___ Provided text
Posted by Patrick Tingen on 04-Oct-2019 10:11

Yes, reading from PDF has been possible with PDFInclude for many years, even in the older version. The original author - Gordon Campbell - passed away in 2006. Jean-Christophe picked up maintenance of PDF Include some years ago.

Posted by David Abdala on 04-Oct-2019 10:14

As has been already mentioned, PDFInclude reads PDFs and is implemented in ABL, also ABLPDF, which is based on PDFInclude, but OO, also reads existing PDF files.

Depends on what exactly do you need if they fit or not (in both cases you have the source to adapt to your needs, and the later is "easy" to extend). Threre are also several tools and, opposed to what Gus said, a partial implementation of PDF standar to get "what you need" can be done in 1 to 2 weeks (assuming you are good in string handling).
______
___ Data supplied
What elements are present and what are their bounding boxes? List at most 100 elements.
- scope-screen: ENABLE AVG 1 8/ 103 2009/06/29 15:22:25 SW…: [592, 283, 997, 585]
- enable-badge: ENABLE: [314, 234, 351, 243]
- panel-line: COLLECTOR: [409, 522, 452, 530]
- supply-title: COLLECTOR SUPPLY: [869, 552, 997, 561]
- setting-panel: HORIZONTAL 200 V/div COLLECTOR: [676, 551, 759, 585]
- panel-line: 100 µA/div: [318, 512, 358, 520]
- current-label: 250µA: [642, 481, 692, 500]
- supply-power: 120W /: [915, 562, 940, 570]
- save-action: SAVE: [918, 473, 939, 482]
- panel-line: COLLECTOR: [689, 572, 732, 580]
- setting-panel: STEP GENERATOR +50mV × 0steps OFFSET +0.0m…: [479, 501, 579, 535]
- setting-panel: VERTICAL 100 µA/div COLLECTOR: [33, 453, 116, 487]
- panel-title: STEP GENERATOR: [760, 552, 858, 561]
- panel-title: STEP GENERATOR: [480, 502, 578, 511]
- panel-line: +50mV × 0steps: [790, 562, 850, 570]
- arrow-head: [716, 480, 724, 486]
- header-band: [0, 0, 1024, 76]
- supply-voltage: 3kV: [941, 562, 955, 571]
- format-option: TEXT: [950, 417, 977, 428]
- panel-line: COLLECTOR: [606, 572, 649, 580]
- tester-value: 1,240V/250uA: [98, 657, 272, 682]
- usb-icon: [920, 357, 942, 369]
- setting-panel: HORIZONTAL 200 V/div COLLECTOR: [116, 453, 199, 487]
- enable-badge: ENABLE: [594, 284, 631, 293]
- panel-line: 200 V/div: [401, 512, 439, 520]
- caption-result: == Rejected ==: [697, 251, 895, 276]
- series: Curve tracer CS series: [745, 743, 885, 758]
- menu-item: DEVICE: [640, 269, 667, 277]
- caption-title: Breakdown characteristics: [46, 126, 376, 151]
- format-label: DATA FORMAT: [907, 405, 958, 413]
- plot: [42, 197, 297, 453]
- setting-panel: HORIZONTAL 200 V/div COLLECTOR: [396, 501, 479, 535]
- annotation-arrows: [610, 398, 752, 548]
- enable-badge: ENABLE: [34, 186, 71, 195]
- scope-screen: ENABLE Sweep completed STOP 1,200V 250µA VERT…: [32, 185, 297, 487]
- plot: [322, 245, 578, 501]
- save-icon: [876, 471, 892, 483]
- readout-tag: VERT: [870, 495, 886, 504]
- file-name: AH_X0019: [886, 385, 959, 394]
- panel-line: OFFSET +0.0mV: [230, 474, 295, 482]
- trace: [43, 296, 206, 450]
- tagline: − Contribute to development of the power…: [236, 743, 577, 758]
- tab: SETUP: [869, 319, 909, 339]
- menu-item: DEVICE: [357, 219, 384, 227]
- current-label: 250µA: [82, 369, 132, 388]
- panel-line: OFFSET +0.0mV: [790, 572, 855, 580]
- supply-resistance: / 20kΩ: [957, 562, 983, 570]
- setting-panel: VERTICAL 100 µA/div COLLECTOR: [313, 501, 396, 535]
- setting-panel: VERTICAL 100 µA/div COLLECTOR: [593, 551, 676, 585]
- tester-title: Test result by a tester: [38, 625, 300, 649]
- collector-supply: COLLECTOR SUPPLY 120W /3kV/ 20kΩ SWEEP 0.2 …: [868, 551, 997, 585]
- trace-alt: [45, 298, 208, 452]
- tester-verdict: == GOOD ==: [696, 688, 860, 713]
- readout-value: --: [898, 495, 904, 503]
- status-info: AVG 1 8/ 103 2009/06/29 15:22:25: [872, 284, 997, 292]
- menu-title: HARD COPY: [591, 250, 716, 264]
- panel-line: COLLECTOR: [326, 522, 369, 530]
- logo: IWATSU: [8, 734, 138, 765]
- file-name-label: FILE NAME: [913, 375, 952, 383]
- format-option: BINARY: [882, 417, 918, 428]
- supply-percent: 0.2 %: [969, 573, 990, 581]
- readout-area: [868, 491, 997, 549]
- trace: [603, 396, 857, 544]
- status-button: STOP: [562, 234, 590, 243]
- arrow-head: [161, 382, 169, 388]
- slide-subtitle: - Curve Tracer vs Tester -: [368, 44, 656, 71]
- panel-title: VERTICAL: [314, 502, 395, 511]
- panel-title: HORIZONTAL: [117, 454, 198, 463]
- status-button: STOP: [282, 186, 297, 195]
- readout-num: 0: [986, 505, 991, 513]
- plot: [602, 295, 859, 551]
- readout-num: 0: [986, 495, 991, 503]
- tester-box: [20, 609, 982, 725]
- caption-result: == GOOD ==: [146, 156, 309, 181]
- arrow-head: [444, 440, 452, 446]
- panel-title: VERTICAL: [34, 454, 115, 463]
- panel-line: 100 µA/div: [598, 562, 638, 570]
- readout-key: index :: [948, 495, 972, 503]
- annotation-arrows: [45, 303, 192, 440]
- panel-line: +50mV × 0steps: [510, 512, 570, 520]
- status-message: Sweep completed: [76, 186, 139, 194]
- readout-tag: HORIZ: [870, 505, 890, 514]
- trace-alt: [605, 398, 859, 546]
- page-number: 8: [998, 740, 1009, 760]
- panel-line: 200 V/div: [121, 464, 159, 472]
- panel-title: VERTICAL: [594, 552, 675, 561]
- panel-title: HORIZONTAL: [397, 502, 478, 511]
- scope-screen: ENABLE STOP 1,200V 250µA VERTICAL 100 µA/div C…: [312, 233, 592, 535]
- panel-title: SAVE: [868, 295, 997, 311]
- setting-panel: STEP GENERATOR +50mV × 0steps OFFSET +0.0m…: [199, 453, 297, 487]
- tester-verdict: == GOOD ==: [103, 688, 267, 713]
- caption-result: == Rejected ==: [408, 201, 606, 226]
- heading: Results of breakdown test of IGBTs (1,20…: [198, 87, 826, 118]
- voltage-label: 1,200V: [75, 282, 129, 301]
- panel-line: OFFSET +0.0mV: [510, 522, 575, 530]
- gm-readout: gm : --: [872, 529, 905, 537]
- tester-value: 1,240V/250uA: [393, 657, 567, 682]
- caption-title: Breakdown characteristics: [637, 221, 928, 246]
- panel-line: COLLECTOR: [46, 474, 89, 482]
______
◆ **What you need to do**
According to the forum thread, who was the original author of PDFInclude? The rows come from a source unrelated to the forum thread.

◆ **Problem solution**
Gordon Campbell